[Records excerpted from a collection]
══════════

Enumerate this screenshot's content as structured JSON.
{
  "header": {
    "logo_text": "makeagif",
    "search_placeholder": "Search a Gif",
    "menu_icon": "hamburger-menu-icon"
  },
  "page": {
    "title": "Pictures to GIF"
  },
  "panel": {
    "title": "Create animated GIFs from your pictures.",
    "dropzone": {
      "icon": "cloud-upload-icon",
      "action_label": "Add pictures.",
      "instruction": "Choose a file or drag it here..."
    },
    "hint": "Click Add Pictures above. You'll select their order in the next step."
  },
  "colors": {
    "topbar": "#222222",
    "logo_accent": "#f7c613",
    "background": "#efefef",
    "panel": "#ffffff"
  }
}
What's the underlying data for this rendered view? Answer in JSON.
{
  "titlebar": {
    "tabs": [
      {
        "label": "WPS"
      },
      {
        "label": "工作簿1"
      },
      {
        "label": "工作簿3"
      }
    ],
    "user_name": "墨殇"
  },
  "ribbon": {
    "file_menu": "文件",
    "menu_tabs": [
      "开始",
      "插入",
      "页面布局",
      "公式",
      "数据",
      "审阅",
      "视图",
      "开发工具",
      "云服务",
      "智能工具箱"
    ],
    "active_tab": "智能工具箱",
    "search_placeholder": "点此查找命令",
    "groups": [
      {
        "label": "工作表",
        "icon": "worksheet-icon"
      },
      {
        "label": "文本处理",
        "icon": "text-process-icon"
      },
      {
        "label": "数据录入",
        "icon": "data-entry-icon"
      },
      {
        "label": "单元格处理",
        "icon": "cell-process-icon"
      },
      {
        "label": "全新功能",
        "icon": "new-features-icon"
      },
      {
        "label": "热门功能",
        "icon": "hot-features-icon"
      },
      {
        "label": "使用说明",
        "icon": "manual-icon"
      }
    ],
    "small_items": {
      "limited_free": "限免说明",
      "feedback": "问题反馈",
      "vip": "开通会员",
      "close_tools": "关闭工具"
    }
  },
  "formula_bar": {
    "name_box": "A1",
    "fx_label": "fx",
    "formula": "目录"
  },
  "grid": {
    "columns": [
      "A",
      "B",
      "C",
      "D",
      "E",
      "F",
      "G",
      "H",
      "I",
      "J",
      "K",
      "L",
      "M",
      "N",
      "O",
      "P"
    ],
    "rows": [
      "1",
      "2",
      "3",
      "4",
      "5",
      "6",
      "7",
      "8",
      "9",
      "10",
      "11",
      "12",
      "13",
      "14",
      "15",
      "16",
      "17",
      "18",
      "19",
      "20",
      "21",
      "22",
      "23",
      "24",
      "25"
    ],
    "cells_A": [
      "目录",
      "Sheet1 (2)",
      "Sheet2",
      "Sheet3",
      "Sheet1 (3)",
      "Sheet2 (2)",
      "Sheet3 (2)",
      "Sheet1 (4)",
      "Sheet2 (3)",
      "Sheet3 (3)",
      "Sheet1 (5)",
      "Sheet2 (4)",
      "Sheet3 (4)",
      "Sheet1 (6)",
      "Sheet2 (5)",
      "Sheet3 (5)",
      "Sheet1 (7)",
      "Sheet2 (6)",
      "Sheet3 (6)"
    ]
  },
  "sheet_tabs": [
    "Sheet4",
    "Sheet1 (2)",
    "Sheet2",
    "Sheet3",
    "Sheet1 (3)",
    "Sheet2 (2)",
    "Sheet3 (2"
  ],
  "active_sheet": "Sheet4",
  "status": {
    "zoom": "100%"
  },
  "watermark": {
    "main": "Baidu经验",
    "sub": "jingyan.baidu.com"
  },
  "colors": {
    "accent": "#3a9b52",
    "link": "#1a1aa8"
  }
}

══════════

* **Goal of the exercise**:
Exactly reproduce all of the entries above.

* **Task answer**:
Enumerate this screenshot's content as structured JSON.
{
  "header": {
    "logo_text": "makeagif",
    "search_placeholder": "Search a Gif",
    "menu_icon": "hamburger-menu-icon"
  },
  "page": {
    "title": "Pictures to GIF"
  },
  "panel": {
    "title": "Create animated GIFs from your pictures.",
    "dropzone": {
      "icon": "cloud-upload-icon",
      "action_label": "Add pictures.",
      "instruction": "Choose a file or drag it here..."
    },
    "hint": "Click Add Pictures above. You'll select their order in the next step."
  },
  "colors": {
    "topbar": "#222222",
    "logo_accent": "#f7c613",
    "background": "#efefef",
    "panel": "#ffffff"
  }
}
What's the underlying data for this rendered view? Answer in JSON.
{
  "titlebar": {
    "tabs": [
      {
        "label": "WPS"
      },
      {
        "label": "工作簿1"
      },
      {
        "label": "工作簿3"
      }
    ],
    "user_name": "墨殇"
  },
  "ribbon": {
    "file_menu": "文件",
    "menu_tabs": [
      "开始",
      "插入",
      "页面布局",
      "公式",
      "数据",
      "审阅",
      "视图",
      "开发工具",
      "云服务",
      "智能工具箱"
    ],
    "active_tab": "智能工具箱",
    "search_placeholder": "点此查找命令",
    "groups": [
      {
        "label": "工作表",
        "icon": "worksheet-icon"
      },
      {
        "label": "文本处理",
        "icon": "text-process-icon"
      },
      {
        "label": "数据录入",
        "icon": "data-entry-icon"
      },
      {
        "label": "单元格处理",
        "icon": "cell-process-icon"
      },
      {
        "label": "全新功能",
        "icon": "new-features-icon"
      },
      {
        "label": "热门功能",
        "icon": "hot-features-icon"
      },
      {
        "label": "使用说明",
        "icon": "manual-icon"
      }
    ],
    "small_items": {
      "limited_free": "限免说明",
      "feedback": "问题反馈",
      "vip": "开通会员",
      "close_tools": "关闭工具"
    }
  },
  "formula_bar": {
    "name_box": "A1",
    "fx_label": "fx",
    "formula": "目录"
  },
  "grid": {
    "columns": [
      "A",
      "B",
      "C",
      "D",
      "E",
      "F",
      "G",
      "H",
      "I",
      "J",
      "K",
      "L",
      "M",
      "N",
      "O",
      "P"
    ],
    "rows": [
      "1",
      "2",
      "3",
      "4",
      "5",
      "6",
      "7",
      "8",
      "9",
      "10",
      "11",
      "12",
      "13",
      "14",
      "15",
      "16",
      "17",
      "18",
      "19",
      "20",
      "21",
      "22",
      "23",
      "24",
      "25"
    ],
    "cells_A": [
      "目录",
      "Sheet1 (2)",
      "Sheet2",
      "Sheet3",
      "Sheet1 (3)",
      "Sheet2 (2)",
      "Sheet3 (2)",
      "Sheet1 (4)",
      "Sheet2 (3)",
      "Sheet3 (3)",
      "Sheet1 (5)",
      "Sheet2 (4)",
      "Sheet3 (4)",
      "Sheet1 (6)",
      "Sheet2 (5)",
      "Sheet3 (5)",
      "Sheet1 (7)",
      "Sheet2 (6)",
      "Sheet3 (6)"
    ]
  },
  "sheet_tabs": [
    "Sheet4",
    "Sheet1 (2)",
    "Sheet2",
    "Sheet3",
    "Sheet1 (3)",
    "Sheet2 (2)",
    "Sheet3 (2"
  ],
  "active_sheet": "Sheet4",
  "status": {
    "zoom": "100%"
  },
  "watermark": {
    "main": "Baidu经验",
    "sub": "jingyan.baidu.com"
  },
  "colors": {
    "accent": "#3a9b52",
    "link": "#1a1aa8"
  }
}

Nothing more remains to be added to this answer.